Your goal :: Set down every entry word for word. Omit the pictures.

Data for this exercise ::

-- begin --

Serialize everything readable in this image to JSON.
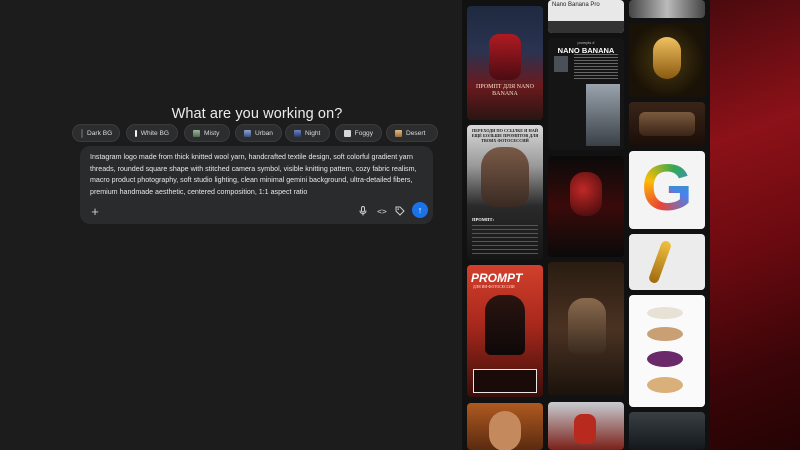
{
  "heading": "What are you working on?",
  "chips": [
    {
      "label": "Dark BG",
      "color": "#111111"
    },
    {
      "label": "White BG",
      "color": "#f2f2f2"
    },
    {
      "label": "Misty",
      "color": "#7a9a7a"
    },
    {
      "label": "Urban",
      "color": "#6b7fb0"
    },
    {
      "label": "Night",
      "color": "#5a6ea8"
    },
    {
      "label": "Foggy",
      "color": "#cfcfcf"
    },
    {
      "label": "Desert",
      "color": "#c9a06a"
    }
  ],
  "prompt": "Instagram logo made from thick knitted wool yarn, handcrafted textile design, soft colorful gradient yarn threads, rounded square shape with stitched camera symbol, visible knitting pattern, cozy fabric realism, macro product photography, soft studio lighting, clean minimal gemini background, ultra-detailed fibers, premium handmade aesthetic, centered composition, 1:1 aspect ratio",
  "toolbar": {
    "plus_glyph": "+",
    "code_glyph": "<>",
    "send_glyph": "↑",
    "icons": {
      "mic": "mic-icon",
      "tag": "tag-icon",
      "send": "arrow-up-icon"
    }
  },
  "gallery": {
    "tile_nano_top": "Nano Banana Pro",
    "tile_spiderman": "ПРОМПТ ДЛЯ NANO BANANA",
    "tile_nano_small": "prompts #",
    "tile_nano_title": "NANO BANANA",
    "tile_russian_header": "ПЕРЕХОДИ ПО ССЫЛКЕ И НАЙ ЕЩЁ БОЛЬШЕ ПРОМПТОВ ДЛЯ ТВОИХ ФОТОСЕССИЙ",
    "tile_prompt_label": "ПРОМПТ:",
    "tile_prompt_big": "PROMPT",
    "tile_prompt_sub": "ДЛЯ ИИ-ФОТОСЕССИИ",
    "tile_google": "G"
  }
}
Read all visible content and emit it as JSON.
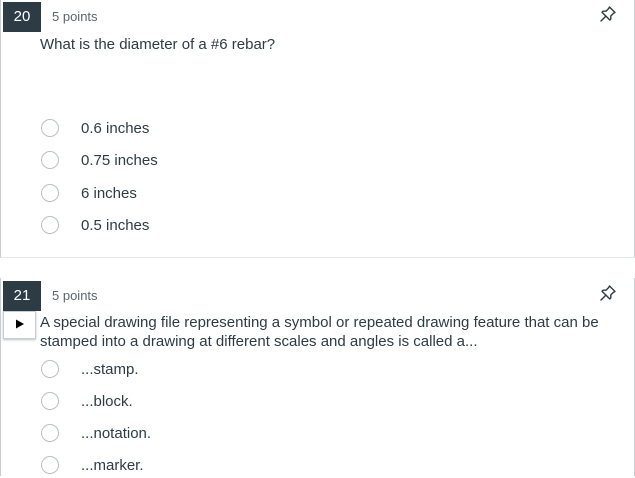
{
  "questions": [
    {
      "number": "20",
      "points": "5 points",
      "text": "What is the diameter of a #6 rebar?",
      "answers": [
        "0.6 inches",
        "0.75 inches",
        "6 inches",
        "0.5 inches"
      ]
    },
    {
      "number": "21",
      "points": "5 points",
      "text": "A special drawing file representing a symbol or repeated drawing feature that can be stamped into a drawing at different scales and angles is called a...",
      "answers": [
        "...stamp.",
        "...block.",
        "...notation.",
        "...marker."
      ]
    }
  ],
  "icons": {
    "pin": "pin-icon",
    "play": "play-icon",
    "radio": "radio-button"
  },
  "colors": {
    "number_badge_bg": "#2d3b45",
    "text": "#2d3b45",
    "radio_border": "#b9c0c6"
  }
}
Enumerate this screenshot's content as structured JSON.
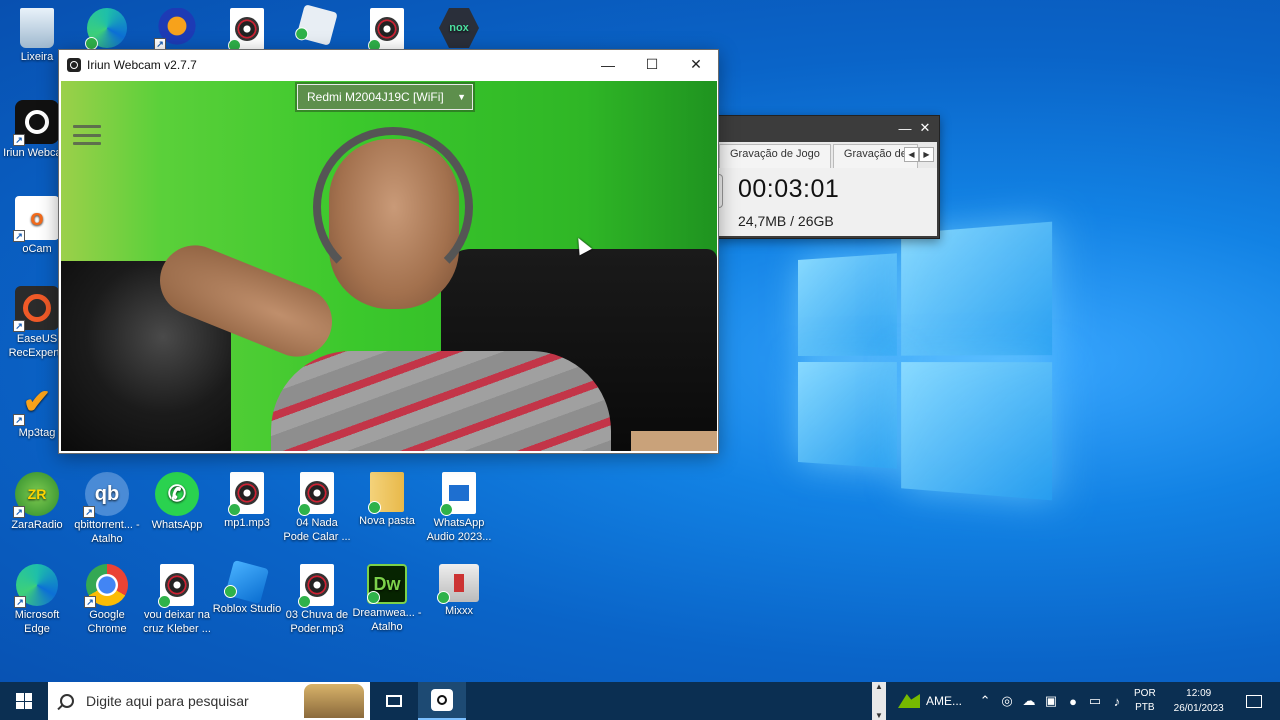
{
  "desktop": {
    "icons": [
      {
        "label": "Lixeira"
      },
      {
        "label": ""
      },
      {
        "label": ""
      },
      {
        "label": ""
      },
      {
        "label": ""
      },
      {
        "label": ""
      },
      {
        "label": ""
      },
      {
        "label": "Iriun Webcam"
      },
      {
        "label": "oCam"
      },
      {
        "label": "EaseUS RecExperts"
      },
      {
        "label": "Mp3tag"
      },
      {
        "label": "ZaraRadio"
      },
      {
        "label": "qbittorrent... - Atalho"
      },
      {
        "label": "WhatsApp"
      },
      {
        "label": "mp1.mp3"
      },
      {
        "label": "04 Nada Pode Calar ..."
      },
      {
        "label": "Nova pasta"
      },
      {
        "label": "WhatsApp Audio 2023..."
      },
      {
        "label": "Microsoft Edge"
      },
      {
        "label": "Google Chrome"
      },
      {
        "label": "vou deixar na cruz Kleber ..."
      },
      {
        "label": "Roblox Studio"
      },
      {
        "label": "03 Chuva de Poder.mp3"
      },
      {
        "label": "Dreamwea... - Atalho"
      },
      {
        "label": "Mixxx"
      }
    ]
  },
  "iriun_window": {
    "title": "Iriun Webcam v2.7.7",
    "minimize": "—",
    "maximize": "☐",
    "close": "✕",
    "device_select": "Redmi M2004J19C [WiFi]"
  },
  "ocam": {
    "minimize": "—",
    "close": "✕",
    "tabs": [
      "Gravação de Jogo",
      "Gravação de"
    ],
    "time": "00:03:01",
    "size": "24,7MB / 26GB"
  },
  "taskbar": {
    "search_placeholder": "Digite aqui para pesquisar",
    "nvidia_label": "AME...",
    "lang_top": "POR",
    "lang_bottom": "PTB",
    "time": "12:09",
    "date": "26/01/2023"
  },
  "colors": {
    "taskbar": "#0b2f52",
    "desktop": "#0a64c8",
    "ocam_bg": "#3c3c3c"
  }
}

-- end --

Written reply ::
Serialize everything readable in this image to JSON.
{
  "heading": "What are you working on?",
  "chips": [
    {
      "label": "Dark BG",
      "color": "#111111"
    },
    {
      "label": "White BG",
      "color": "#f2f2f2"
    },
    {
      "label": "Misty",
      "color": "#7a9a7a"
    },
    {
      "label": "Urban",
      "color": "#6b7fb0"
    },
    {
      "label": "Night",
      "color": "#5a6ea8"
    },
    {
      "label": "Foggy",
      "color": "#cfcfcf"
    },
    {
      "label": "Desert",
      "color": "#c9a06a"
    }
  ],
  "prompt": "Instagram logo made from thick knitted wool yarn, handcrafted textile design, soft colorful gradient yarn threads, rounded square shape with stitched camera symbol, visible knitting pattern, cozy fabric realism, macro product photography, soft studio lighting, clean minimal gemini background, ultra-detailed fibers, premium handmade aesthetic, centered composition, 1:1 aspect ratio",
  "toolbar": {
    "plus_glyph": "+",
    "code_glyph": "<>",
    "send_glyph": "↑",
    "icons": {
      "mic": "mic-icon",
      "tag": "tag-icon",
      "send": "arrow-up-icon"
    }
  },
  "gallery": {
    "tile_nano_top": "Nano Banana Pro",
    "tile_spiderman": "ПРОМПТ ДЛЯ NANO BANANA",
    "tile_nano_small": "prompts #",
    "tile_nano_title": "NANO BANANA",
    "tile_russian_header": "ПЕРЕХОДИ ПО ССЫЛКЕ И НАЙ ЕЩЁ БОЛЬШЕ ПРОМПТОВ ДЛЯ ТВОИХ ФОТОСЕССИЙ",
    "tile_prompt_label": "ПРОМПТ:",
    "tile_prompt_big": "PROMPT",
    "tile_prompt_sub": "ДЛЯ ИИ-ФОТОСЕССИИ",
    "tile_google": "G"
  }
}
Read all visible content and emit it as JSON.
{
  "questions": [
    {
      "number": "20",
      "points": "5 points",
      "text": "What is the diameter of a #6 rebar?",
      "answers": [
        "0.6 inches",
        "0.75 inches",
        "6 inches",
        "0.5 inches"
      ]
    },
    {
      "number": "21",
      "points": "5 points",
      "text": "A special drawing file representing a symbol or repeated drawing feature that can be stamped into a drawing at different scales and angles is called a...",
      "answers": [
        "...stamp.",
        "...block.",
        "...notation.",
        "...marker."
      ]
    }
  ],
  "icons": {
    "pin": "pin-icon",
    "play": "play-icon",
    "radio": "radio-button"
  },
  "colors": {
    "number_badge_bg": "#2d3b45",
    "text": "#2d3b45",
    "radio_border": "#b9c0c6"
  }
}
Enumerate this screenshot's content as structured JSON.
{
  "desktop": {
    "icons": [
      {
        "label": "Lixeira"
      },
      {
        "label": ""
      },
      {
        "label": ""
      },
      {
        "label": ""
      },
      {
        "label": ""
      },
      {
        "label": ""
      },
      {
        "label": ""
      },
      {
        "label": "Iriun Webcam"
      },
      {
        "label": "oCam"
      },
      {
        "label": "EaseUS RecExperts"
      },
      {
        "label": "Mp3tag"
      },
      {
        "label": "ZaraRadio"
      },
      {
        "label": "qbittorrent... - Atalho"
      },
      {
        "label": "WhatsApp"
      },
      {
        "label": "mp1.mp3"
      },
      {
        "label": "04 Nada Pode Calar ..."
      },
      {
        "label": "Nova pasta"
      },
      {
        "label": "WhatsApp Audio 2023..."
      },
      {
        "label": "Microsoft Edge"
      },
      {
        "label": "Google Chrome"
      },
      {
        "label": "vou deixar na cruz Kleber ..."
      },
      {
        "label": "Roblox Studio"
      },
      {
        "label": "03 Chuva de Poder.mp3"
      },
      {
        "label": "Dreamwea... - Atalho"
      },
      {
        "label": "Mixxx"
      }
    ]
  },
  "iriun_window": {
    "title": "Iriun Webcam v2.7.7",
    "minimize": "—",
    "maximize": "☐",
    "close": "✕",
    "device_select": "Redmi M2004J19C [WiFi]"
  },
  "ocam": {
    "minimize": "—",
    "close": "✕",
    "tabs": [
      "Gravação de Jogo",
      "Gravação de"
    ],
    "time": "00:03:01",
    "size": "24,7MB / 26GB"
  },
  "taskbar": {
    "search_placeholder": "Digite aqui para pesquisar",
    "nvidia_label": "AME...",
    "lang_top": "POR",
    "lang_bottom": "PTB",
    "time": "12:09",
    "date": "26/01/2023"
  },
  "colors": {
    "taskbar": "#0b2f52",
    "desktop": "#0a64c8",
    "ocam_bg": "#3c3c3c"
  }
}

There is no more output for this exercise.